**SHORT EXERCISE**
Only the pictures stay out; every record is to be quoted exactly.

**DATA PROVIDED**

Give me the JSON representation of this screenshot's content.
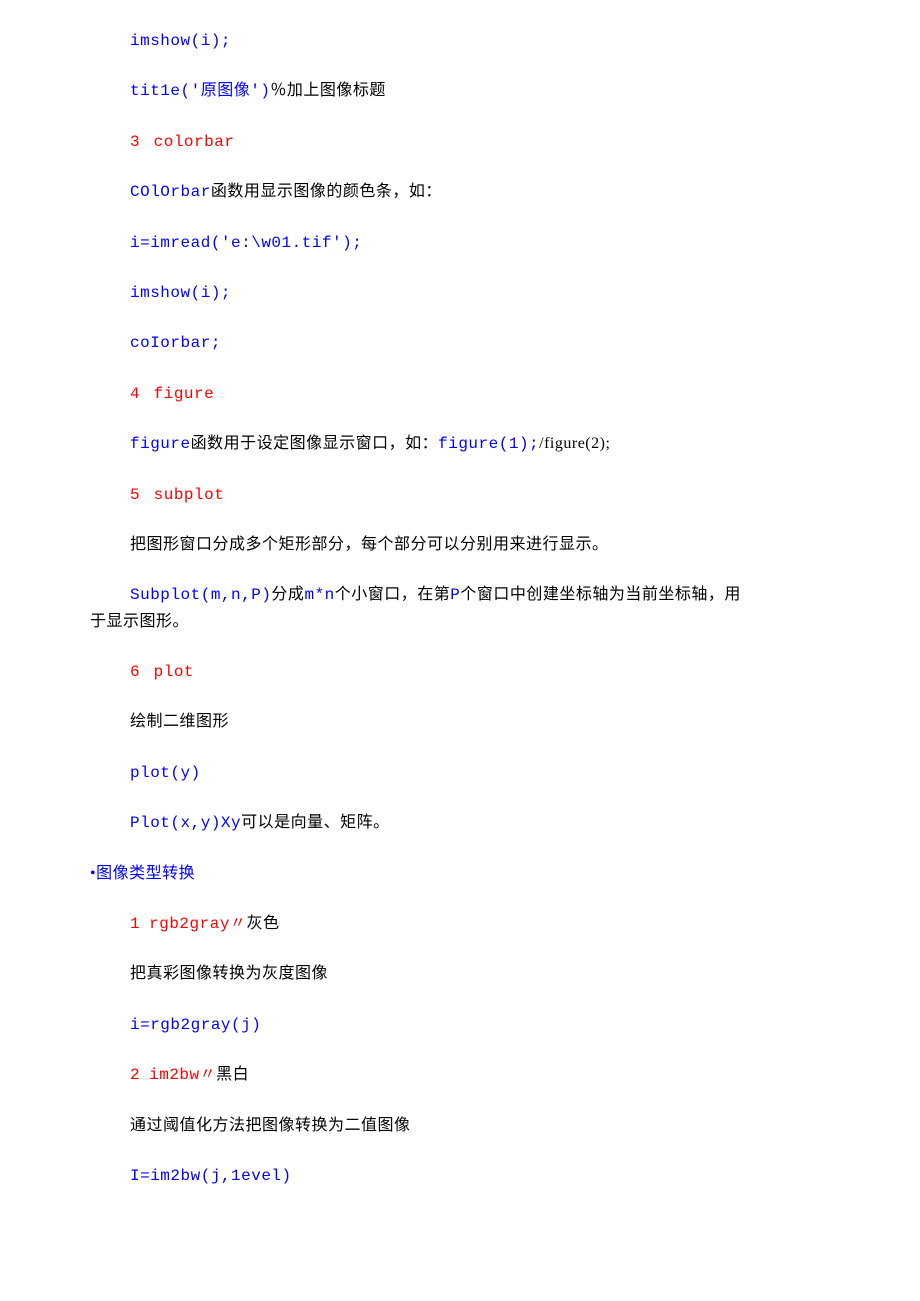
{
  "lines": {
    "l1": "imshow(i);",
    "l2a": "tit1e('原图像')",
    "l2b": "％加上图像标题",
    "l3a": "3",
    "l3b": "colorbar",
    "l4a": "COlOrbar",
    "l4b": "函数用显示图像的颜色条，如：",
    "l5": "i=imread('e:\\w01.tif');",
    "l6": "imshow(i);",
    "l7": "coIorbar;",
    "l8a": "4",
    "l8b": "figure",
    "l9a": "figure",
    "l9b": "函数用于设定图像显示窗口，如：",
    "l9c": "figure(1);",
    "l9d": "/figure(2);",
    "l10a": "5",
    "l10b": "subplot",
    "l11": "把图形窗口分成多个矩形部分，每个部分可以分别用来进行显示。",
    "l12a": "Subplot(m,n,P)",
    "l12b": "分成",
    "l12c": "m*n",
    "l12d": "个小窗口，在第",
    "l12e": "P",
    "l12f": "个窗口中创建坐标轴为当前坐标轴，用",
    "l12g": "于显示图形。",
    "l13a": "6",
    "l13b": "plot",
    "l14": "绘制二维图形",
    "l15": "plot(y)",
    "l16a": "Plot(x,y)Xy",
    "l16b": "可以是向量、矩阵。",
    "l17": "•图像类型转换",
    "l18a": "1",
    "l18b": "rgb2gray〃",
    "l18c": "灰色",
    "l19": "把真彩图像转换为灰度图像",
    "l20": "i=rgb2gray(j)",
    "l21a": "2",
    "l21b": "im2bw〃",
    "l21c": "黑白",
    "l22": "通过阈值化方法把图像转换为二值图像",
    "l23": "I=im2bw(j,1evel)"
  }
}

**RESPONSE BELOW**
Give me the JSON representation of this screenshot's content.
{
  "lines": {
    "l1": "imshow(i);",
    "l2a": "tit1e('原图像')",
    "l2b": "％加上图像标题",
    "l3a": "3",
    "l3b": "colorbar",
    "l4a": "COlOrbar",
    "l4b": "函数用显示图像的颜色条，如：",
    "l5": "i=imread('e:\\w01.tif');",
    "l6": "imshow(i);",
    "l7": "coIorbar;",
    "l8a": "4",
    "l8b": "figure",
    "l9a": "figure",
    "l9b": "函数用于设定图像显示窗口，如：",
    "l9c": "figure(1);",
    "l9d": "/figure(2);",
    "l10a": "5",
    "l10b": "subplot",
    "l11": "把图形窗口分成多个矩形部分，每个部分可以分别用来进行显示。",
    "l12a": "Subplot(m,n,P)",
    "l12b": "分成",
    "l12c": "m*n",
    "l12d": "个小窗口，在第",
    "l12e": "P",
    "l12f": "个窗口中创建坐标轴为当前坐标轴，用",
    "l12g": "于显示图形。",
    "l13a": "6",
    "l13b": "plot",
    "l14": "绘制二维图形",
    "l15": "plot(y)",
    "l16a": "Plot(x,y)Xy",
    "l16b": "可以是向量、矩阵。",
    "l17": "•图像类型转换",
    "l18a": "1",
    "l18b": "rgb2gray〃",
    "l18c": "灰色",
    "l19": "把真彩图像转换为灰度图像",
    "l20": "i=rgb2gray(j)",
    "l21a": "2",
    "l21b": "im2bw〃",
    "l21c": "黑白",
    "l22": "通过阈值化方法把图像转换为二值图像",
    "l23": "I=im2bw(j,1evel)"
  }
}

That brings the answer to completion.